======== Records for the task
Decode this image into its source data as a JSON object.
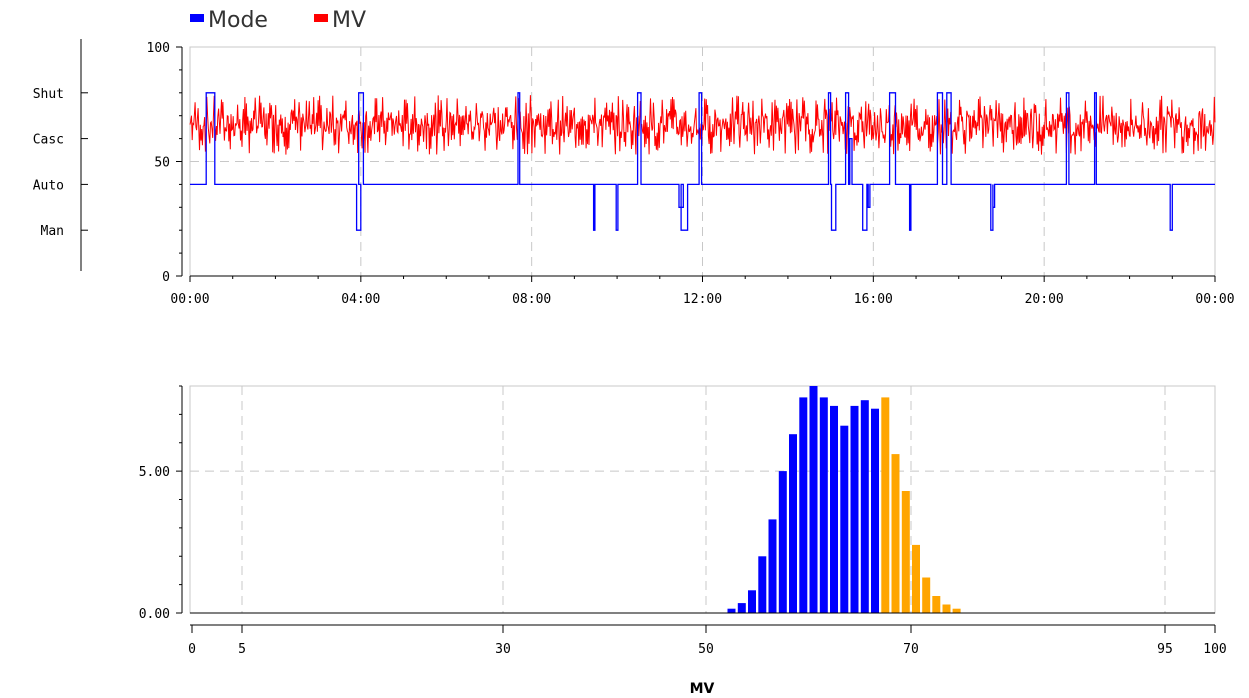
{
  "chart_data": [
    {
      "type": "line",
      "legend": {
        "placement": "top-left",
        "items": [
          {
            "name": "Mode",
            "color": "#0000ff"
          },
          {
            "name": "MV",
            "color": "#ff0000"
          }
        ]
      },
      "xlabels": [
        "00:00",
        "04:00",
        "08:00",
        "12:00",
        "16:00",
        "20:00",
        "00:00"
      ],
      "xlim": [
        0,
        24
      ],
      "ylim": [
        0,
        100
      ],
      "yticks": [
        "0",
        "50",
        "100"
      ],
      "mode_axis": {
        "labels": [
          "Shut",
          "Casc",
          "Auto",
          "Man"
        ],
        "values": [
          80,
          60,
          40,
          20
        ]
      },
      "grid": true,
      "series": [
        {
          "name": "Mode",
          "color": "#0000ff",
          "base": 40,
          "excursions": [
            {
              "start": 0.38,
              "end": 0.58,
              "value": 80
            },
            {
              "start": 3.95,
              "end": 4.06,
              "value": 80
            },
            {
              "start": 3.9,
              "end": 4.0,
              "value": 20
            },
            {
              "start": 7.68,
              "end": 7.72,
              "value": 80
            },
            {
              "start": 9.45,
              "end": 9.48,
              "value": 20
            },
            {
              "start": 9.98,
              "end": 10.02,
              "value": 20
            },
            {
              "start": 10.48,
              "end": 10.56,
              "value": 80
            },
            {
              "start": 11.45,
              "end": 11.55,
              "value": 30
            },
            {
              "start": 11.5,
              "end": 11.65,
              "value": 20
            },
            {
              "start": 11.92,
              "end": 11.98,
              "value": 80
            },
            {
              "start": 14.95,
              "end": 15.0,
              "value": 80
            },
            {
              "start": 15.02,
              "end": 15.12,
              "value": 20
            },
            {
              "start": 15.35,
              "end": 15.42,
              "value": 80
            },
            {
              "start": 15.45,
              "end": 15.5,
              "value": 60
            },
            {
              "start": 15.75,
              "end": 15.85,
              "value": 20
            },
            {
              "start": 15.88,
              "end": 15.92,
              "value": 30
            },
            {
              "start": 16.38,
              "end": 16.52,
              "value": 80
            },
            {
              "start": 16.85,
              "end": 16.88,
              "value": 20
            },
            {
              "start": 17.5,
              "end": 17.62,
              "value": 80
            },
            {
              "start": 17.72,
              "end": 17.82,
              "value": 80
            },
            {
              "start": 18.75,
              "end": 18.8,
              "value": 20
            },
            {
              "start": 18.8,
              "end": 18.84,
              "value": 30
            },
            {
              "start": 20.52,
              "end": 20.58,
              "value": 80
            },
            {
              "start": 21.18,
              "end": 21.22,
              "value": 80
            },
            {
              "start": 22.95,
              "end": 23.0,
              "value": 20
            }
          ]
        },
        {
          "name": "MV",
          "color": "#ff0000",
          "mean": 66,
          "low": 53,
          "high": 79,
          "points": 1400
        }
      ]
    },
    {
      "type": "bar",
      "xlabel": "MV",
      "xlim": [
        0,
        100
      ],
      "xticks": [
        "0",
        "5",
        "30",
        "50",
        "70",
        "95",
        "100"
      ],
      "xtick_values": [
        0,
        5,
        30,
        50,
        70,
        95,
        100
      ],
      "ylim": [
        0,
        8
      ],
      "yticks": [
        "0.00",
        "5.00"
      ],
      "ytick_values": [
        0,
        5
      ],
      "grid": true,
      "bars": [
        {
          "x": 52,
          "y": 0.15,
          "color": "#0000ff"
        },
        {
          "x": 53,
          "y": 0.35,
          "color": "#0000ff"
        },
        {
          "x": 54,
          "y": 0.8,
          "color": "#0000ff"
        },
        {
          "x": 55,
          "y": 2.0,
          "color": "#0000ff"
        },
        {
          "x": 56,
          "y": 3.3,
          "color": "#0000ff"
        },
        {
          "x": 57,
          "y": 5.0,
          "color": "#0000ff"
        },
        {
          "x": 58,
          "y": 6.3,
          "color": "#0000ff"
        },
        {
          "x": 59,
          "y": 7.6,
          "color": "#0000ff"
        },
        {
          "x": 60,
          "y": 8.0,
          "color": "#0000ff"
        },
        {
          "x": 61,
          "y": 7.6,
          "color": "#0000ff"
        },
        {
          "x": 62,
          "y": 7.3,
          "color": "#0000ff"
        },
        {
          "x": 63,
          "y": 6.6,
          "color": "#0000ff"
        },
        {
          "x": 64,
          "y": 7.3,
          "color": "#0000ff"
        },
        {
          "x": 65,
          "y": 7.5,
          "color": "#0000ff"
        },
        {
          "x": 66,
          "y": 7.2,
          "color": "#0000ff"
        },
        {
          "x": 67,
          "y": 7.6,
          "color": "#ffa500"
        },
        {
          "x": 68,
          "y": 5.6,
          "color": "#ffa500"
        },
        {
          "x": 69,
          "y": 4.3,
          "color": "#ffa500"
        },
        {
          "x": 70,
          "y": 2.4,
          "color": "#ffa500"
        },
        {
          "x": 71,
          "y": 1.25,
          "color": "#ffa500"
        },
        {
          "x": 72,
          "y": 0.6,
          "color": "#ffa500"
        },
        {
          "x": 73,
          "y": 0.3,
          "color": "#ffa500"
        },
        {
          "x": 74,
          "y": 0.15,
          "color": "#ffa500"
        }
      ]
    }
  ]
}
================
**Requirement**
Transcribe the full listing character for character. Pictures are excluded.

**The output**
Decode this image into its source data as a JSON object.
{
  "chart_data": [
    {
      "type": "line",
      "legend": {
        "placement": "top-left",
        "items": [
          {
            "name": "Mode",
            "color": "#0000ff"
          },
          {
            "name": "MV",
            "color": "#ff0000"
          }
        ]
      },
      "xlabels": [
        "00:00",
        "04:00",
        "08:00",
        "12:00",
        "16:00",
        "20:00",
        "00:00"
      ],
      "xlim": [
        0,
        24
      ],
      "ylim": [
        0,
        100
      ],
      "yticks": [
        "0",
        "50",
        "100"
      ],
      "mode_axis": {
        "labels": [
          "Shut",
          "Casc",
          "Auto",
          "Man"
        ],
        "values": [
          80,
          60,
          40,
          20
        ]
      },
      "grid": true,
      "series": [
        {
          "name": "Mode",
          "color": "#0000ff",
          "base": 40,
          "excursions": [
            {
              "start": 0.38,
              "end": 0.58,
              "value": 80
            },
            {
              "start": 3.95,
              "end": 4.06,
              "value": 80
            },
            {
              "start": 3.9,
              "end": 4.0,
              "value": 20
            },
            {
              "start": 7.68,
              "end": 7.72,
              "value": 80
            },
            {
              "start": 9.45,
              "end": 9.48,
              "value": 20
            },
            {
              "start": 9.98,
              "end": 10.02,
              "value": 20
            },
            {
              "start": 10.48,
              "end": 10.56,
              "value": 80
            },
            {
              "start": 11.45,
              "end": 11.55,
              "value": 30
            },
            {
              "start": 11.5,
              "end": 11.65,
              "value": 20
            },
            {
              "start": 11.92,
              "end": 11.98,
              "value": 80
            },
            {
              "start": 14.95,
              "end": 15.0,
              "value": 80
            },
            {
              "start": 15.02,
              "end": 15.12,
              "value": 20
            },
            {
              "start": 15.35,
              "end": 15.42,
              "value": 80
            },
            {
              "start": 15.45,
              "end": 15.5,
              "value": 60
            },
            {
              "start": 15.75,
              "end": 15.85,
              "value": 20
            },
            {
              "start": 15.88,
              "end": 15.92,
              "value": 30
            },
            {
              "start": 16.38,
              "end": 16.52,
              "value": 80
            },
            {
              "start": 16.85,
              "end": 16.88,
              "value": 20
            },
            {
              "start": 17.5,
              "end": 17.62,
              "value": 80
            },
            {
              "start": 17.72,
              "end": 17.82,
              "value": 80
            },
            {
              "start": 18.75,
              "end": 18.8,
              "value": 20
            },
            {
              "start": 18.8,
              "end": 18.84,
              "value": 30
            },
            {
              "start": 20.52,
              "end": 20.58,
              "value": 80
            },
            {
              "start": 21.18,
              "end": 21.22,
              "value": 80
            },
            {
              "start": 22.95,
              "end": 23.0,
              "value": 20
            }
          ]
        },
        {
          "name": "MV",
          "color": "#ff0000",
          "mean": 66,
          "low": 53,
          "high": 79,
          "points": 1400
        }
      ]
    },
    {
      "type": "bar",
      "xlabel": "MV",
      "xlim": [
        0,
        100
      ],
      "xticks": [
        "0",
        "5",
        "30",
        "50",
        "70",
        "95",
        "100"
      ],
      "xtick_values": [
        0,
        5,
        30,
        50,
        70,
        95,
        100
      ],
      "ylim": [
        0,
        8
      ],
      "yticks": [
        "0.00",
        "5.00"
      ],
      "ytick_values": [
        0,
        5
      ],
      "grid": true,
      "bars": [
        {
          "x": 52,
          "y": 0.15,
          "color": "#0000ff"
        },
        {
          "x": 53,
          "y": 0.35,
          "color": "#0000ff"
        },
        {
          "x": 54,
          "y": 0.8,
          "color": "#0000ff"
        },
        {
          "x": 55,
          "y": 2.0,
          "color": "#0000ff"
        },
        {
          "x": 56,
          "y": 3.3,
          "color": "#0000ff"
        },
        {
          "x": 57,
          "y": 5.0,
          "color": "#0000ff"
        },
        {
          "x": 58,
          "y": 6.3,
          "color": "#0000ff"
        },
        {
          "x": 59,
          "y": 7.6,
          "color": "#0000ff"
        },
        {
          "x": 60,
          "y": 8.0,
          "color": "#0000ff"
        },
        {
          "x": 61,
          "y": 7.6,
          "color": "#0000ff"
        },
        {
          "x": 62,
          "y": 7.3,
          "color": "#0000ff"
        },
        {
          "x": 63,
          "y": 6.6,
          "color": "#0000ff"
        },
        {
          "x": 64,
          "y": 7.3,
          "color": "#0000ff"
        },
        {
          "x": 65,
          "y": 7.5,
          "color": "#0000ff"
        },
        {
          "x": 66,
          "y": 7.2,
          "color": "#0000ff"
        },
        {
          "x": 67,
          "y": 7.6,
          "color": "#ffa500"
        },
        {
          "x": 68,
          "y": 5.6,
          "color": "#ffa500"
        },
        {
          "x": 69,
          "y": 4.3,
          "color": "#ffa500"
        },
        {
          "x": 70,
          "y": 2.4,
          "color": "#ffa500"
        },
        {
          "x": 71,
          "y": 1.25,
          "color": "#ffa500"
        },
        {
          "x": 72,
          "y": 0.6,
          "color": "#ffa500"
        },
        {
          "x": 73,
          "y": 0.3,
          "color": "#ffa500"
        },
        {
          "x": 74,
          "y": 0.15,
          "color": "#ffa500"
        }
      ]
    }
  ]
}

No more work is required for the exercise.